> _MATERIAL SHOWN_
——

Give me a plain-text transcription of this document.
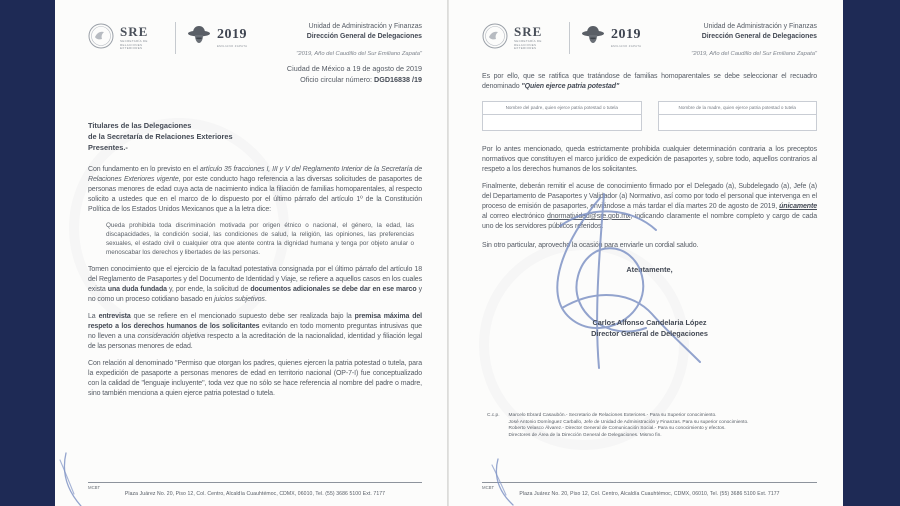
SRE
SECRETARÍA DE RELACIONES EXTERIORES
2019
EMILIANO ZAPATA
Unidad de Administración y Finanzas
Dirección General de Delegaciones
"2019, Año del Caudillo del Sur Emiliano Zapata"
Ciudad de México a 19 de agosto de 2019
Oficio circular número: DGD16838 /19
Titulares de las Delegaciones
de la Secretaría de Relaciones Exteriores
Presentes.-

Con fundamento en lo previsto en el artículo 35 fracciones I, III y V del Reglamento Interior de la Secretaría de Relaciones Exteriores vigente, por este conducto hago referencia a las diversas solicitudes de pasaportes de personas menores de edad cuya acta de nacimiento indica la filiación de familias homoparentales, al respecto solicito a ustedes que en el marco de lo dispuesto por el último párrafo del artículo 1º de la Constitución Política de los Estados Unidos Mexicanos que a la letra dice:

Queda prohibida toda discriminación motivada por origen étnico o nacional, el género, la edad, las discapacidades, la condición social, las condiciones de salud, la religión, las opiniones, las preferencias sexuales, el estado civil o cualquier otra que atente contra la dignidad humana y tenga por objeto anular o menoscabar los derechos y libertades de las personas.

Tomen conocimiento que el ejercicio de la facultad potestativa consignada por el último párrafo del artículo 18 del Reglamento de Pasaportes y del Documento de Identidad y Viaje, se refiere a aquellos casos en los cuales exista una duda fundada y, por ende, la solicitud de documentos adicionales se debe dar en ese marco y no como un proceso cotidiano basado en juicios subjetivos.

La entrevista que se refiere en el mencionado supuesto debe ser realizada bajo la premisa máxima del respeto a los derechos humanos de los solicitantes evitando en todo momento preguntas intrusivas que no lleven a una consideración objetiva respecto a la acreditación de la nacionalidad, identidad y filiación legal de las personas menores de edad.

Con relación al denominado "Permiso que otorgan los padres, quienes ejercen la patria potestad o tutela, para la expedición de pasaporte a personas menores de edad en territorio nacional (OP-7-I) fue conceptualizado con la calidad de "lenguaje incluyente", toda vez que no sólo se hace referencia al nombre del padre o madre, sino también menciona a quien ejerce patria potestad o tutela.

MCBT
Plaza Juárez No. 20, Piso 12, Col. Centro, Alcaldía Cuauhtémoc, CDMX, 06010, Tel. (55) 3686 5100 Ext. 7177
SRE
SECRETARÍA DE RELACIONES EXTERIORES
2019
EMILIANO ZAPATA
Unidad de Administración y Finanzas
Dirección General de Delegaciones
"2019, Año del Caudillo del Sur Emiliano Zapata"

Es por ello, que se ratifica que tratándose de familias homoparentales se debe seleccionar el recuadro denominado "Quien ejerce patria potestad"

Nombre del padre, quien ejerce patria potestad o tutela	Nombre de la madre, quien ejerce patria potestad o tutela

Por lo antes mencionado, queda estrictamente prohibida cualquier determinación contraria a los preceptos normativos que constituyen el marco jurídico de expedición de pasaportes y, sobre todo, aquellos contrarios al respeto a los derechos humanos de los solicitantes.

Finalmente, deberán remitir el acuse de conocimiento firmado por el Delegado (a), Subdelegado (a), Jefe (a) del Departamento de Pasaportes y Validador (a) Normativo, así como por todo el personal que intervenga en el proceso de emisión de pasaportes, enviándose a más tardar el día martes 20 de agosto de 2019, únicamente al correo electrónico dnormatividad@sre.gob.mx, indicando claramente el nombre completo y cargo de cada uno de los servidores públicos referidos.

Sin otro particular, aprovecho la ocasión para enviarle un cordial saludo.

Atentamente,
Carlos Alfonso Candelaria López
Director General de Delegaciones
C.c.p. Marcelo Ebrard Casaubón.- Secretario de Relaciones Exteriores.- Para su Superior conocimiento.
José Antonio Domínguez Carballo, Jefe de Unidad de Administración y Finanzas. Para su superior conocimiento.
Roberto Velasco Álvarez.- Director General de Comunicación Social.- Para su conocimiento y efectos.
Directores de Área de la Dirección General de Delegaciones. Mismo fin.
MCBT
Plaza Juárez No. 20, Piso 12, Col. Centro, Alcaldía Cuauhtémoc, CDMX, 06010, Tel. (55) 3686 5100 Ext. 7177
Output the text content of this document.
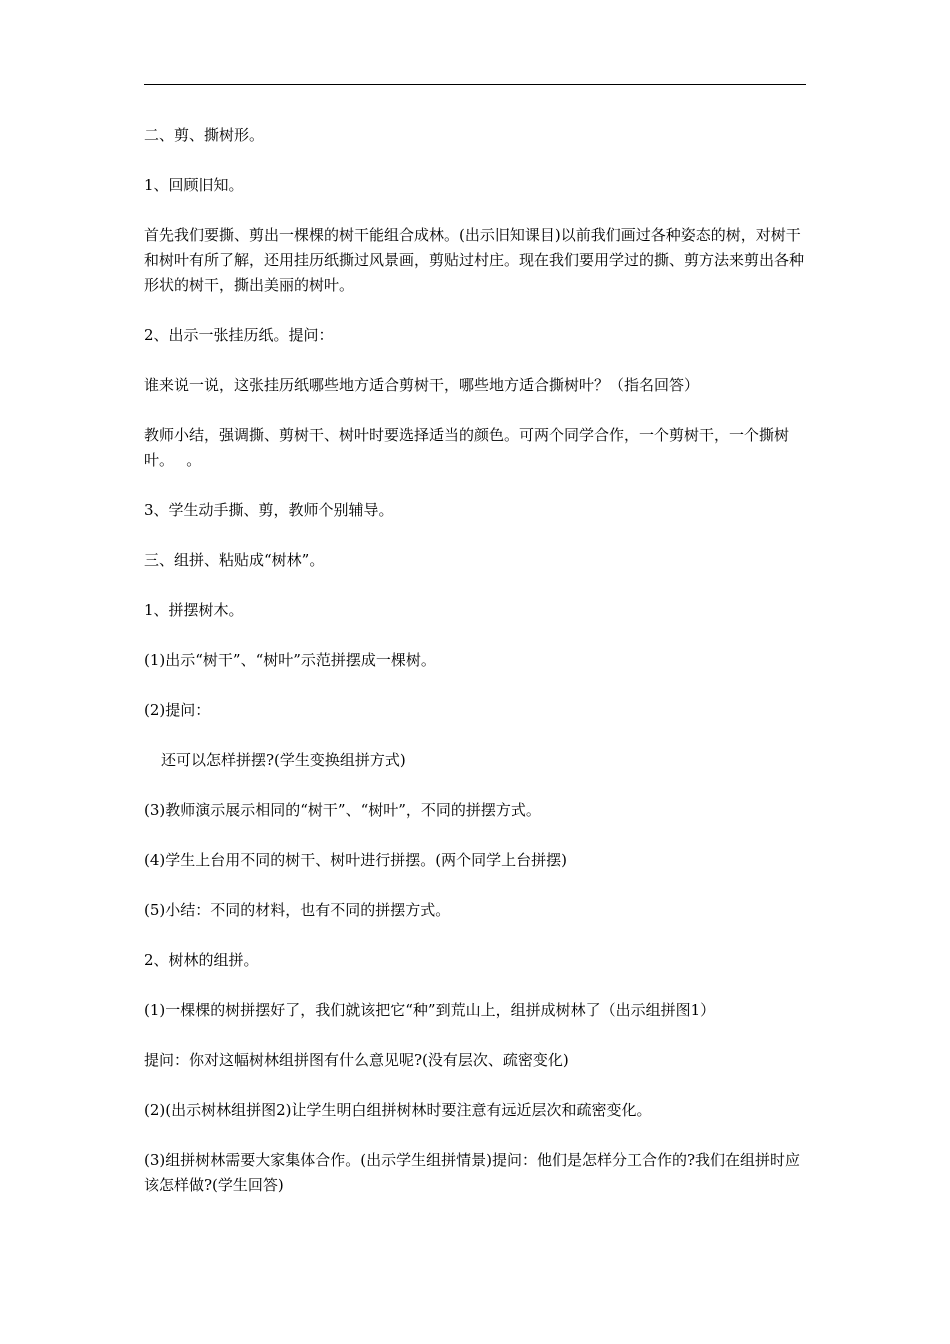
二、剪、撕树形。

1、回顾旧知。

首先我们要撕、剪出一棵棵的树干能组合成林。(出示旧知课目)以前我们画过各种姿态的树，对树干和树叶有所了解，还用挂历纸撕过风景画，剪贴过村庄。现在我们要用学过的撕、剪方法来剪出各种形状的树干，撕出美丽的树叶。

2、出示一张挂历纸。提问：

谁来说一说，这张挂历纸哪些地方适合剪树干，哪些地方适合撕树叶？（指名回答）

教师小结，强调撕、剪树干、树叶时要选择适当的颜色。可两个同学合作，一个剪树干，一个撕树叶。　 。

3、学生动手撕、剪，教师个别辅导。

三、组拼、粘贴成“树林”。

1、拼摆树木。

(1)出示“树干”、“树叶”示范拼摆成一棵树。

(2)提问：

还可以怎样拼摆?(学生变换组拼方式)

(3)教师演示展示相同的“树干”、“树叶”，不同的拼摆方式。

(4)学生上台用不同的树干、树叶进行拼摆。(两个同学上台拼摆)

(5)小结：不同的材料，也有不同的拼摆方式。

2、树林的组拼。

(1)一棵棵的树拼摆好了，我们就该把它“种”到荒山上，组拼成树林了（出示组拼图1）

提问：你对这幅树林组拼图有什么意见呢?(没有层次、疏密变化)

(2)(出示树林组拼图2)让学生明白组拼树林时要注意有远近层次和疏密变化。

(3)组拼树林需要大家集体合作。(出示学生组拼情景)提问：他们是怎样分工合作的?我们在组拼时应该怎样做?(学生回答)
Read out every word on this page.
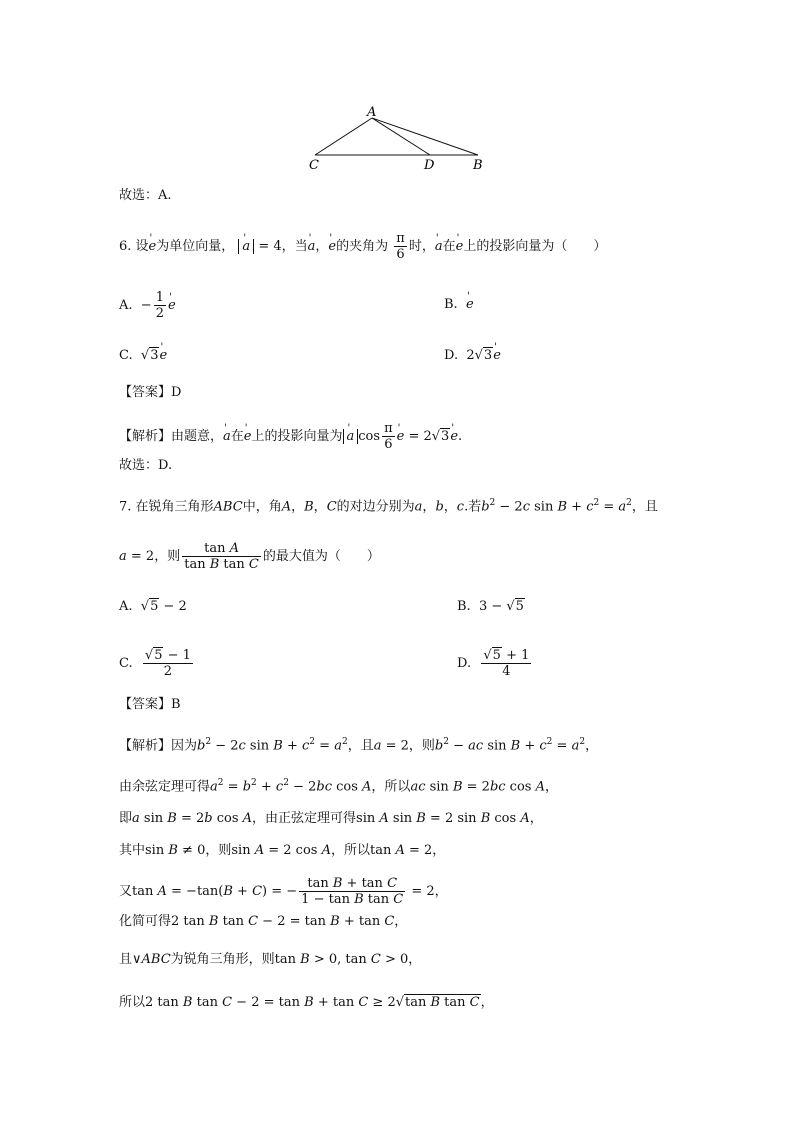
A
C	D	B
故选：A.
6. 设' e为单位向量， ' a = 4，当' a，' e的夹角为 $\frac{\pi}{6}$ 时，' a在' e上的投影向量为（　　）
A.  − $\frac{1}{2}$ ' e	B. ' e
C.  √3' e	D.  2√3' e
【答案】D
【解析】由题意，' a在' e上的投影向量为 ' a $\cos \frac{\pi}{6}$ ' e = 2√3' e.
故选：D.
7. 在锐角三角形ABC中，角A，B，C的对边分别为a，b，c.若$b^2 - 2c$ $\sin B + c^2 = a^2$，且
a = 2，则 $\frac{\text{tan A}}{\text{tan B tan C}}$ 的最大值为（　　）
A.  √5 − 2	B.  3 − √5
C. $\frac{√5 - 1}{2}$	D. $\frac{√5 + 1}{4}$
【答案】B
【解析】因为$b^2 - 2c$ $\sin B + c^2 = a^2$，且a = 2，则$b^2$ − ac $\sin B + c^2 = a^2$，
由余弦定理可得$a^2 = b^2 + c^2 - 2bc$ cos A，所以ac sin B = 2bc cos A，
即a sin B = 2b cos A，由正弦定理可得sin A sin B = 2 sin B cos A，
其中sin B ≠ 0，则sin A = 2 cos A，所以tan A = 2，
又tan A = −tan(B + C) = − $\frac{\text{tan B + tan C}}{\text{1 − tan B tan C}} = 2$，
化简可得2 tan B tan C − 2 = tan B + tan C，
且∨ABC为锐角三角形，则tan B > 0, tan C > 0，
所以2 tan B tan C − 2 = tan B + tan C ≥ 2√tan B tan C，
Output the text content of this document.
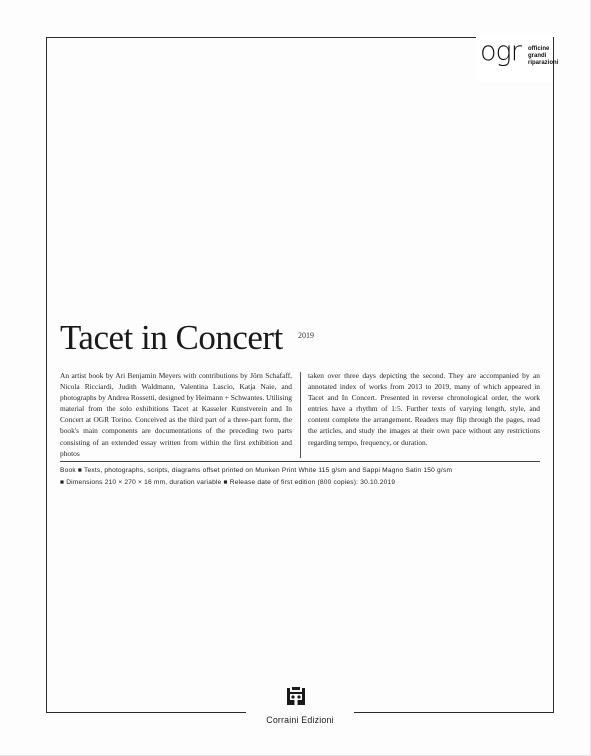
ogr officine
grandi
riparazioni
Tacet in Concert 2019
An artist book by Ari Benjamin Meyers with contributions by Jörn Schafaff, Nicola Ricciardi, Judith Waldmann, Valentina Lascio, Katja Naie, and photographs by Andrea Rossetti, designed by Heimann + Schwantes. Utilising material from the solo exhibitions Tacet at Kasseler Kunstverein and In Concert at OGR Torino. Conceived as the third part of a three-part form, the book's main components are documentations of the preceding two parts consisting of an extended essay written from within the first exhibition and photos
taken over three days depicting the second. They are accompanied by an annotated index of works from 2013 to 2019, many of which appeared in Tacet and In Concert. Presented in reverse chronological order, the work entries have a rhythm of 1:5. Further texts of varying length, style, and content complete the arrangement. Readers may flip through the pages, read the articles, and study the images at their own pace without any restrictions regarding tempo, frequency, or duration.
Book ■ Texts, photographs, scripts, diagrams offset printed on Munken Print White 115 g/sm and Sappi Magno Satin 150 g/sm
■ Dimensions 210 × 270 × 16 mm, duration variable ■ Release date of first edition (800 copies): 30.10.2019
Corraini Edizioni
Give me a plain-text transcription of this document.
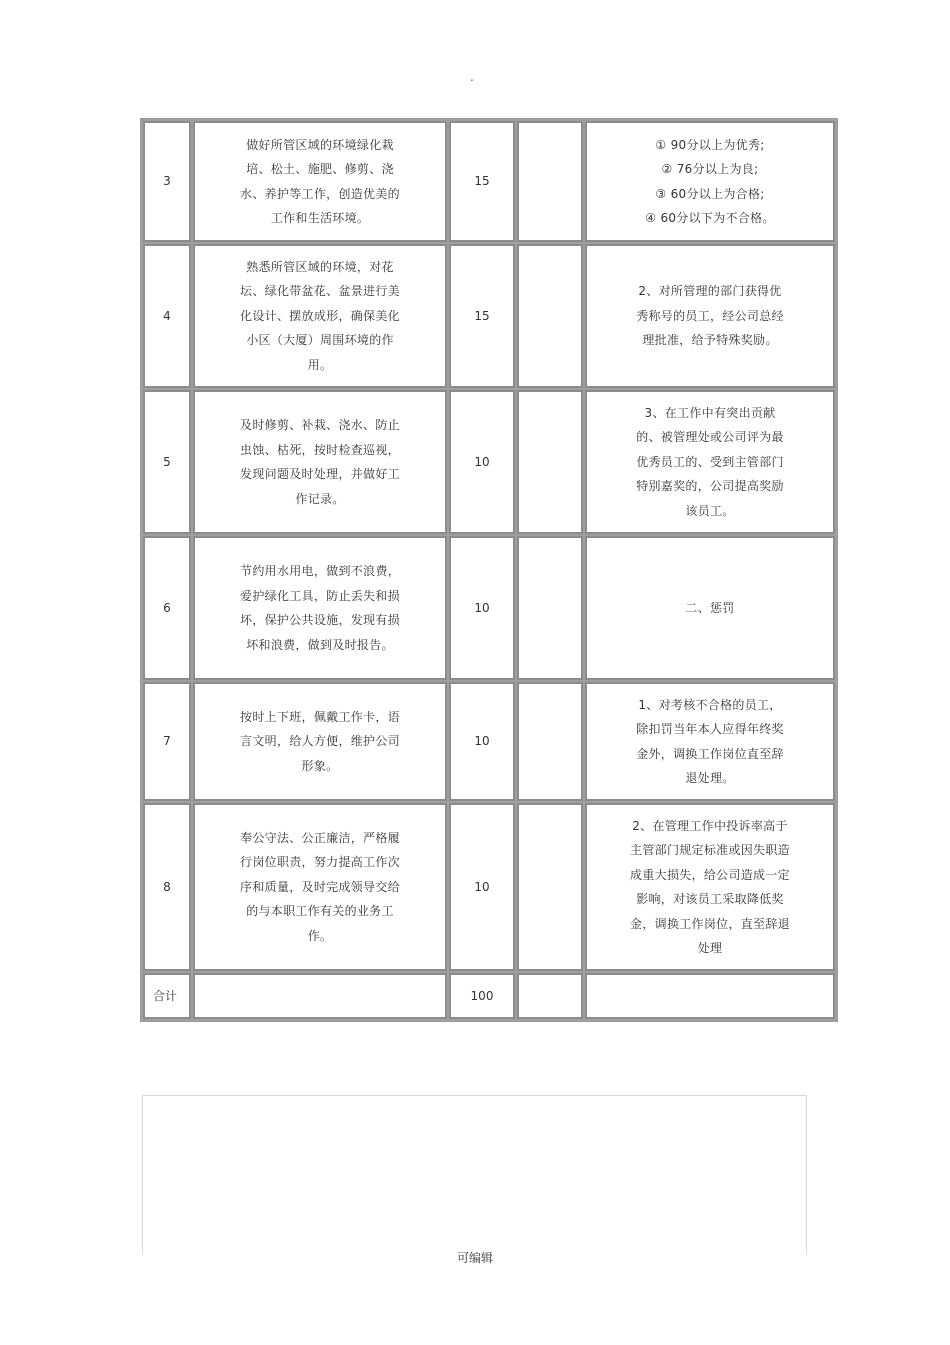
.
3	做好所管区域的环境绿化栽培、松土、施肥、修剪、浇水、养护等工作，创造优美的工作和生活环境。	15		① 90分以上为优秀;
② 76分以上为良;
③ 60分以上为合格;
④ 60分以下为不合格。

4	熟悉所管区域的环境，对花坛、绿化带盆花、盆景进行美化设计、摆放成形，确保美化小区（大厦）周围环境的作用。	15		2、对所管理的部门获得优秀称号的员工，经公司总经理批准，给予特殊奖励。

5	及时修剪、补栽、浇水、防止虫蚀、枯死，按时检查巡视，发现问题及时处理，并做好工作记录。	10		3、在工作中有突出贡献的、被管理处或公司评为最优秀员工的、受到主管部门特别嘉奖的，公司提高奖励该员工。

6	节约用水用电，做到不浪费，爱护绿化工具，防止丢失和损坏，保护公共设施，发现有损坏和浪费，做到及时报告。	10		二、惩罚

7	按时上下班，佩戴工作卡，语言文明，给人方便，维护公司形象。	10		1、对考核不合格的员工，除扣罚当年本人应得年终奖金外，调换工作岗位直至辞退处理。

8	奉公守法、公正廉洁，严格履行岗位职责，努力提高工作次序和质量，及时完成领导交给的与本职工作有关的业务工作。	10		2、在管理工作中投诉率高于主管部门规定标准或因失职造成重大损失，给公司造成一定影响，对该员工采取降低奖金，调换工作岗位，直至辞退处理

合计		100		
可编辑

——

> _WHAT THIS TASK INVOLVES_
Among the lines above, how many contain the string "photographs"? State the number alone.

> _ANSWER FOR THE TASK_
2